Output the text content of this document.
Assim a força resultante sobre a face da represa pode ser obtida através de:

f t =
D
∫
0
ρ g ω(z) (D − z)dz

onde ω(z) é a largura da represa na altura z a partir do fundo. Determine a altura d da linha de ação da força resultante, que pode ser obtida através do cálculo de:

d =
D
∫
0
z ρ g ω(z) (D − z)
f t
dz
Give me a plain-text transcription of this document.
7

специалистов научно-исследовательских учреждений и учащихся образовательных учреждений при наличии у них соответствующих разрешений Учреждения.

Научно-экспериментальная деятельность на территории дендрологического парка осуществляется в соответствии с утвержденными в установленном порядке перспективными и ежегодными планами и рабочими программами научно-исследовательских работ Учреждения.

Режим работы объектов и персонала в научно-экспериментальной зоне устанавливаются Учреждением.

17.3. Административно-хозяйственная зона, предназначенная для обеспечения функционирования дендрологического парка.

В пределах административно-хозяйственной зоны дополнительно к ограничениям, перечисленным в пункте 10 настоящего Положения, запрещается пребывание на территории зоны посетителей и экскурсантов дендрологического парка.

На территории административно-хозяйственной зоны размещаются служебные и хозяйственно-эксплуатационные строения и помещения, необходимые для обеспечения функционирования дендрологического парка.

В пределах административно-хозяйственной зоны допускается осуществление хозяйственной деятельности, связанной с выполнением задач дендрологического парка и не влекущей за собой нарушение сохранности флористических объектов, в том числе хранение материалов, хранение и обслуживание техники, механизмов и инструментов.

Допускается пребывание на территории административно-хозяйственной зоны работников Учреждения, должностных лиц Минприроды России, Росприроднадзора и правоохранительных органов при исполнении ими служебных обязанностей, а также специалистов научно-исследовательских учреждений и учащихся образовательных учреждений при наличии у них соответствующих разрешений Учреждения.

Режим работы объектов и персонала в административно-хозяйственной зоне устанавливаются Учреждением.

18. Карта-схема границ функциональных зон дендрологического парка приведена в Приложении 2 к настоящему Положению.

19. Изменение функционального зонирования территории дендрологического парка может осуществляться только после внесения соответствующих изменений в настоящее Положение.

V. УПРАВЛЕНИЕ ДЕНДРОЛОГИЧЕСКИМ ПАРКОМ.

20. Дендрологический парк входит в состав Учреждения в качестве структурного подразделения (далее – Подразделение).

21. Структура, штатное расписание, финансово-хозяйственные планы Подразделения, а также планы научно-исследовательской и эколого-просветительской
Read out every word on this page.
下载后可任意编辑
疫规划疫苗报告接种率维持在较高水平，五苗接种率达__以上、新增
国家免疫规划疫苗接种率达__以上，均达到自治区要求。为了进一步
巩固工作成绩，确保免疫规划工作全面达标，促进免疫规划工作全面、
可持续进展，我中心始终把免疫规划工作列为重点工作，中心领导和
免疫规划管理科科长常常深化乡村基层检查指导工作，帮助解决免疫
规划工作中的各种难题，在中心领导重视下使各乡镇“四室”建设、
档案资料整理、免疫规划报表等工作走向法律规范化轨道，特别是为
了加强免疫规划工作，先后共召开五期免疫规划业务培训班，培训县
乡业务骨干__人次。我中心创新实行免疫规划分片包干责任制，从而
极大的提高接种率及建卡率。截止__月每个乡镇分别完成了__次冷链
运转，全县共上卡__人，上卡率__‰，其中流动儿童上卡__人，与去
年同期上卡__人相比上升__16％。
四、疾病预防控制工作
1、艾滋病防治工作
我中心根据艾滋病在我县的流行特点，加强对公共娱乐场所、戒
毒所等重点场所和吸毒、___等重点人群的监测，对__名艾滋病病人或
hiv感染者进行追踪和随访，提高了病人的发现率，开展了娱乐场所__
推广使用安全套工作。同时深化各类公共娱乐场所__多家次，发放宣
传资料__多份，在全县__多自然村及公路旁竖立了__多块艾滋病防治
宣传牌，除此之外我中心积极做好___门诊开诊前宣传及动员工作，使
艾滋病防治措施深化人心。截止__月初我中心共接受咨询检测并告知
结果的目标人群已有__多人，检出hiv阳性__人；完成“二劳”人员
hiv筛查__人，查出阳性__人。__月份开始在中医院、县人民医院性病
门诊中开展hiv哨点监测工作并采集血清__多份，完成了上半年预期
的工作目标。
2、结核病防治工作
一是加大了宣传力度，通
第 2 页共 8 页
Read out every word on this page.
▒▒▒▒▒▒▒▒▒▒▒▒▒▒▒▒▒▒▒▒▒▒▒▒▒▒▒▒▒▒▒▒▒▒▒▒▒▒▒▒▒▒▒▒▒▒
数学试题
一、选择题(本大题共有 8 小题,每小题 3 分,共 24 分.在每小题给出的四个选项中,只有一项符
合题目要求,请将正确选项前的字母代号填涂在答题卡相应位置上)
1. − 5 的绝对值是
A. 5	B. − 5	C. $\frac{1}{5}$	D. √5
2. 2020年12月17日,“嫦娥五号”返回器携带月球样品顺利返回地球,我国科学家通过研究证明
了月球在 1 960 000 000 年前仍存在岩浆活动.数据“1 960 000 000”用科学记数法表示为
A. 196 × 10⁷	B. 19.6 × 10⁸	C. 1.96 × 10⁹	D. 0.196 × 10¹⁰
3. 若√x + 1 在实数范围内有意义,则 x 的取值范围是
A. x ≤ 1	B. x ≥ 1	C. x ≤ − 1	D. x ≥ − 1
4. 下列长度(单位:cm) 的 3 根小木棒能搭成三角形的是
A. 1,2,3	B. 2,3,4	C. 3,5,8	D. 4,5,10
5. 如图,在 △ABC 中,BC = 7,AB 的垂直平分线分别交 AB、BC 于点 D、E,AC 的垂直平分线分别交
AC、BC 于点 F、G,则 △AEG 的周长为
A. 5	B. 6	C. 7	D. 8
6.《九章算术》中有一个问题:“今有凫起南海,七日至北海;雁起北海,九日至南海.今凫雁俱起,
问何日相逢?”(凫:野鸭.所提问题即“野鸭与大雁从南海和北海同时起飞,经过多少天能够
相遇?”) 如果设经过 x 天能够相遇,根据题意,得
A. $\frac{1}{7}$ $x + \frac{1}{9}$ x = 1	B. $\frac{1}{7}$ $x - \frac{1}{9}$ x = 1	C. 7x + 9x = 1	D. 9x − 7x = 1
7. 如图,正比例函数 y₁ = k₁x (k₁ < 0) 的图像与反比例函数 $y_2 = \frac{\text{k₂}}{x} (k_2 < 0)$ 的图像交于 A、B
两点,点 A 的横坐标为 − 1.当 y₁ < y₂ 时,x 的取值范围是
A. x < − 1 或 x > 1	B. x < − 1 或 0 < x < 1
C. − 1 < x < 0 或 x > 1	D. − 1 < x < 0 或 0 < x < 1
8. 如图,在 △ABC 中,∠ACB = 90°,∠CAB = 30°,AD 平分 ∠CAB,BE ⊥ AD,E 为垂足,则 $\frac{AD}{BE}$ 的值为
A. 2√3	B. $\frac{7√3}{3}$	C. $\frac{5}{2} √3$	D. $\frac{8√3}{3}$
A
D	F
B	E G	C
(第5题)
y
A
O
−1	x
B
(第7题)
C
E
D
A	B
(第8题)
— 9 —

•••••

Job
Provide the number of lines in the entries that include "наличии", and no other text.

Result
2